-- BEGIN Entries supplied --
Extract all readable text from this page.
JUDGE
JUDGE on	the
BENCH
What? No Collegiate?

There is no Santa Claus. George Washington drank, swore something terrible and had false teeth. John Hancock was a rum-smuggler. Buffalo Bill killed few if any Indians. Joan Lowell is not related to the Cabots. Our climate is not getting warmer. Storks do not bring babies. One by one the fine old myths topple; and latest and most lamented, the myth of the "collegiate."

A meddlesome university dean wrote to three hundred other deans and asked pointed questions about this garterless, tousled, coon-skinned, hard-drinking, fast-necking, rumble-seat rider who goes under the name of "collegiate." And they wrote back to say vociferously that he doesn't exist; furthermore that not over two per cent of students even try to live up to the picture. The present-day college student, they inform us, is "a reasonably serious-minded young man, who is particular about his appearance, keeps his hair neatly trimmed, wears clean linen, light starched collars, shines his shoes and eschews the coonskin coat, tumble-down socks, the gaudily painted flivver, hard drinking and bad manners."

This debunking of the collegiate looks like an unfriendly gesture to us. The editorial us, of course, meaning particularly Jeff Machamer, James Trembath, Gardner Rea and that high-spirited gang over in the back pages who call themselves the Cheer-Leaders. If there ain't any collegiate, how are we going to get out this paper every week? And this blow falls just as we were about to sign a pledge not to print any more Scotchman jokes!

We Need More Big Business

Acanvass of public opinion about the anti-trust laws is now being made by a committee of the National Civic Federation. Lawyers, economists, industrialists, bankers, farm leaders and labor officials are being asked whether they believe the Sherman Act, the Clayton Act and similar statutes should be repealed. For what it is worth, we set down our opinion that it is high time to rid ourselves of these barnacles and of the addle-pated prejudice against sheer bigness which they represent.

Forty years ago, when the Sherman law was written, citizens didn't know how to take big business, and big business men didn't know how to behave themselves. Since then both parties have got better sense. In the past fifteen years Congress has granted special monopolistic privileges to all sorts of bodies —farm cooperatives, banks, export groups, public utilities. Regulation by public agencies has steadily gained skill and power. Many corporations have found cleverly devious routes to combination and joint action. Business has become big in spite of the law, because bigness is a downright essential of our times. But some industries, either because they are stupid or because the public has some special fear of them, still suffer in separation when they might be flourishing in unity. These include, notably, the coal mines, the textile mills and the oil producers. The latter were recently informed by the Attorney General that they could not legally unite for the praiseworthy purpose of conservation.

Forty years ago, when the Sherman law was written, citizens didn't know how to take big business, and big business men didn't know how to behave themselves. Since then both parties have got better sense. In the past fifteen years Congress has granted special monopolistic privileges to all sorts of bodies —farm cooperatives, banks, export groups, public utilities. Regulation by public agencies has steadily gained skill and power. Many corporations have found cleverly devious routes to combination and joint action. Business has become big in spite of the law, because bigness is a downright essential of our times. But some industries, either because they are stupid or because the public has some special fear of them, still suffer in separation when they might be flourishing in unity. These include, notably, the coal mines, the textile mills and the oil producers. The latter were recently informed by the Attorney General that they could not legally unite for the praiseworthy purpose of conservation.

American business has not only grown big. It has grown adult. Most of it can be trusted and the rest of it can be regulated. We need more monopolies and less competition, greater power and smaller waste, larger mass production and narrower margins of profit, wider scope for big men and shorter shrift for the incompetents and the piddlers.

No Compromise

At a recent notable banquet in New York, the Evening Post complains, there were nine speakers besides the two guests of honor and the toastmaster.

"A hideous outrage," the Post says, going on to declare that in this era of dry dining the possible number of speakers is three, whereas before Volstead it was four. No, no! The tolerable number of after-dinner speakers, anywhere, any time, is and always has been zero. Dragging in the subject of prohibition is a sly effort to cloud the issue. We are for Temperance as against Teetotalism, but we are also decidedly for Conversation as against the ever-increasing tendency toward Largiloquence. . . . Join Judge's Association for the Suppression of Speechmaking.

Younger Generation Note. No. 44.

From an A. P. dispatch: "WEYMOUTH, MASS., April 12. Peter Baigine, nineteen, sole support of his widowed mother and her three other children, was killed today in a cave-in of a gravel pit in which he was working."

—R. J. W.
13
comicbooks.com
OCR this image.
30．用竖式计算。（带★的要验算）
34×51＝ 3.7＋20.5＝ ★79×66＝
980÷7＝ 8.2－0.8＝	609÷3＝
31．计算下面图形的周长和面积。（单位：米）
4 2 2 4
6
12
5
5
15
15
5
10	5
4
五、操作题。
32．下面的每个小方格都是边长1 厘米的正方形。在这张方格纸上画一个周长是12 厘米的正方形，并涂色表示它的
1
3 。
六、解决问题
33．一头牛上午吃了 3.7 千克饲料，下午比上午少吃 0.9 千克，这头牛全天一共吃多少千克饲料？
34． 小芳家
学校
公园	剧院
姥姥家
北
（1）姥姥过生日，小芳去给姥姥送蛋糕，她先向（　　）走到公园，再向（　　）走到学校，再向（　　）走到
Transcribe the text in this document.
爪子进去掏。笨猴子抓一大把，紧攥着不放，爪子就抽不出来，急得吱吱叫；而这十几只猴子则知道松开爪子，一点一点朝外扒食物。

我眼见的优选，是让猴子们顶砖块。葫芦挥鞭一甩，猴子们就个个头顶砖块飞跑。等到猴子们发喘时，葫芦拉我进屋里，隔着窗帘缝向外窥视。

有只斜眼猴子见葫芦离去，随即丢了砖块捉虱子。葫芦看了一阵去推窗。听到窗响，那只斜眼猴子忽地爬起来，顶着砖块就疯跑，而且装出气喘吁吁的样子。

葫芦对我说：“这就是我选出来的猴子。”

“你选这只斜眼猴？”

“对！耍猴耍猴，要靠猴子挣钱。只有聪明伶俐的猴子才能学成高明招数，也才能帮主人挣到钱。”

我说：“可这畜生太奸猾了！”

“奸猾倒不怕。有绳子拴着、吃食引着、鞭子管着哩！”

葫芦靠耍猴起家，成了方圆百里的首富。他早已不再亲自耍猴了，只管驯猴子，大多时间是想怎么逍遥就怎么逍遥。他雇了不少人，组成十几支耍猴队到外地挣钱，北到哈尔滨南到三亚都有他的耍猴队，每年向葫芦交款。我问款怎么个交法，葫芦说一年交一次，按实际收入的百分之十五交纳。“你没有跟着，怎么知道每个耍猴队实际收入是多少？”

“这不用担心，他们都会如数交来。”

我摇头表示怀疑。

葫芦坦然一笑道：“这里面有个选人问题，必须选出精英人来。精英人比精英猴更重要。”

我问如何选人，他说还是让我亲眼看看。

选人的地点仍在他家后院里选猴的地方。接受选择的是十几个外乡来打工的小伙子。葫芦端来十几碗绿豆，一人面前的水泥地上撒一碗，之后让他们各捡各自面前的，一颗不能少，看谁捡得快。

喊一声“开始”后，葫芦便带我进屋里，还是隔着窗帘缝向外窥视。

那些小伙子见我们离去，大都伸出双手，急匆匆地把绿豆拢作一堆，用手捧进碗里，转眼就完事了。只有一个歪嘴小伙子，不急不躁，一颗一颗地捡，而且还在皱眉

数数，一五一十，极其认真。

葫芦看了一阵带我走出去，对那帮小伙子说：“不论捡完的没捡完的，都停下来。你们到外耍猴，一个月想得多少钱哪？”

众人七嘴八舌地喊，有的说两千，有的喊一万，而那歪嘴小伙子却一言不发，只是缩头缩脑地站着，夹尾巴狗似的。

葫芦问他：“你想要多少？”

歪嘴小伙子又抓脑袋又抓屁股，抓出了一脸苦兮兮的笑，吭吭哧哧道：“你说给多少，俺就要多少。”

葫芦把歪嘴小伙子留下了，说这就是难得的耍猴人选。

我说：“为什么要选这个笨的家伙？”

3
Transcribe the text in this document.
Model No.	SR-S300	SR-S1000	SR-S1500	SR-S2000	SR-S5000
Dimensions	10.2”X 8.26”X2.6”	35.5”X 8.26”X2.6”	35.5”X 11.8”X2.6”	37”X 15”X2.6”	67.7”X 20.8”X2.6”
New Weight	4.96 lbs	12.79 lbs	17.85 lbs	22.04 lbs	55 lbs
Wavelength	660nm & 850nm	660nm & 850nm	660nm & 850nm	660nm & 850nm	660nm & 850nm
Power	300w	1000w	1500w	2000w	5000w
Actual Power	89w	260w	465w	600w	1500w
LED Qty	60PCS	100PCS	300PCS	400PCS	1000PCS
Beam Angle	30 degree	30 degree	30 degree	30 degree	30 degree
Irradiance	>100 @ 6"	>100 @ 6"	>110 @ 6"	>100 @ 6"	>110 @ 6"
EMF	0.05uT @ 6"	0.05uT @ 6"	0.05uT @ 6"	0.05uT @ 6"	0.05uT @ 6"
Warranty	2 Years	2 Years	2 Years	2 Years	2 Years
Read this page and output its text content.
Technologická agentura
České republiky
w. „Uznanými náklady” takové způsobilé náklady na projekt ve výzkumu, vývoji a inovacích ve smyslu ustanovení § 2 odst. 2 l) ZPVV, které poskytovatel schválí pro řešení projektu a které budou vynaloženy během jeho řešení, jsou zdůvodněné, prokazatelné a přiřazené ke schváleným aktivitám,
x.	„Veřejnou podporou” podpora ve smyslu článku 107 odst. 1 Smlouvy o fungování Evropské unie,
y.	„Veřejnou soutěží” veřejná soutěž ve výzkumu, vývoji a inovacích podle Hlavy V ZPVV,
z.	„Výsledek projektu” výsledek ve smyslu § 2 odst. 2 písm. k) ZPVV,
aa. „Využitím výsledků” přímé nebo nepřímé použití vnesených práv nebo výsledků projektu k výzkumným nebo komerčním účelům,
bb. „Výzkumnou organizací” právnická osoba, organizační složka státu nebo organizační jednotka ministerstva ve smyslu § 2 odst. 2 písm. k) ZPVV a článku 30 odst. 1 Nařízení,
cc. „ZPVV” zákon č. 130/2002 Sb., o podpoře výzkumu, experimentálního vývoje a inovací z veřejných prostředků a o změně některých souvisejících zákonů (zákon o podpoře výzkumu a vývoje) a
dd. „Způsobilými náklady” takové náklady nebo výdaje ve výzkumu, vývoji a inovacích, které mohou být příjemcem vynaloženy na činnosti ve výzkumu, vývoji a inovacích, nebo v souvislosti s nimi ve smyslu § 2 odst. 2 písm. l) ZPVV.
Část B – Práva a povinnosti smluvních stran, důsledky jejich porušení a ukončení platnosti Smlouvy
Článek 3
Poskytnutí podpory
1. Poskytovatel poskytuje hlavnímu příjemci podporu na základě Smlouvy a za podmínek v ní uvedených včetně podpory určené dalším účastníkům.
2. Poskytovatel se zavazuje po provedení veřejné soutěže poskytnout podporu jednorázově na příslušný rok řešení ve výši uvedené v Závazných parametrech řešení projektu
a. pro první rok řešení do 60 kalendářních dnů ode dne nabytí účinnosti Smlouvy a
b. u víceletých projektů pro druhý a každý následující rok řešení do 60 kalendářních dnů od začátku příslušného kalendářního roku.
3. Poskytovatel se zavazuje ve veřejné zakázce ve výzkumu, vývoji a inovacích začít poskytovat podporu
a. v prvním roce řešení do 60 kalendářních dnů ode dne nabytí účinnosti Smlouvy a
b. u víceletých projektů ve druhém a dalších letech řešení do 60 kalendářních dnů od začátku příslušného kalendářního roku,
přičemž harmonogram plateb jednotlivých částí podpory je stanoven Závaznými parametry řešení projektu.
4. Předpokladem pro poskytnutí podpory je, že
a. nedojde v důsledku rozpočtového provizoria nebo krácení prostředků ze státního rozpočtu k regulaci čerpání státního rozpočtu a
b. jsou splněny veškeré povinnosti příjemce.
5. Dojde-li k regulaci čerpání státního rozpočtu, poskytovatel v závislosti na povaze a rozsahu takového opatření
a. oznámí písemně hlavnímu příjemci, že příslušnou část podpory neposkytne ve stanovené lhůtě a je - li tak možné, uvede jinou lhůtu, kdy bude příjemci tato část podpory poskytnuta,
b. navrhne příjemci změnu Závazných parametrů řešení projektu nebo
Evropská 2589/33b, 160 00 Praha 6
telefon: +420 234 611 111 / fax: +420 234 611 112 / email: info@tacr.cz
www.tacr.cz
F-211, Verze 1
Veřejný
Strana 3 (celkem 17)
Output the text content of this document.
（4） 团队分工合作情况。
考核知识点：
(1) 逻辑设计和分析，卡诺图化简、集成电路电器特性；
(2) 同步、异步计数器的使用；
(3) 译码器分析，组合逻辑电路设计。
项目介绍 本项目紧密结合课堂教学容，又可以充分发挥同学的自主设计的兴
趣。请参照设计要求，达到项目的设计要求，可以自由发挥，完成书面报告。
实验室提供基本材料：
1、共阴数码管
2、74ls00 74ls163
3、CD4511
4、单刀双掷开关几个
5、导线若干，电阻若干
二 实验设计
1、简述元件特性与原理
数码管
-- END Entries supplied --
→ Problem details
Identify and copy the lines holding the word "rozpočtu".

→ Result
a. nedojde v důsledku rozpočtového provizoria nebo krácení prostředků ze státního rozpočtu k regulaci čerpání státního rozpočtu a
5. Dojde-li k regulaci čerpání státního rozpočtu, poskytovatel v závislosti na povaze a rozsahu takového opatření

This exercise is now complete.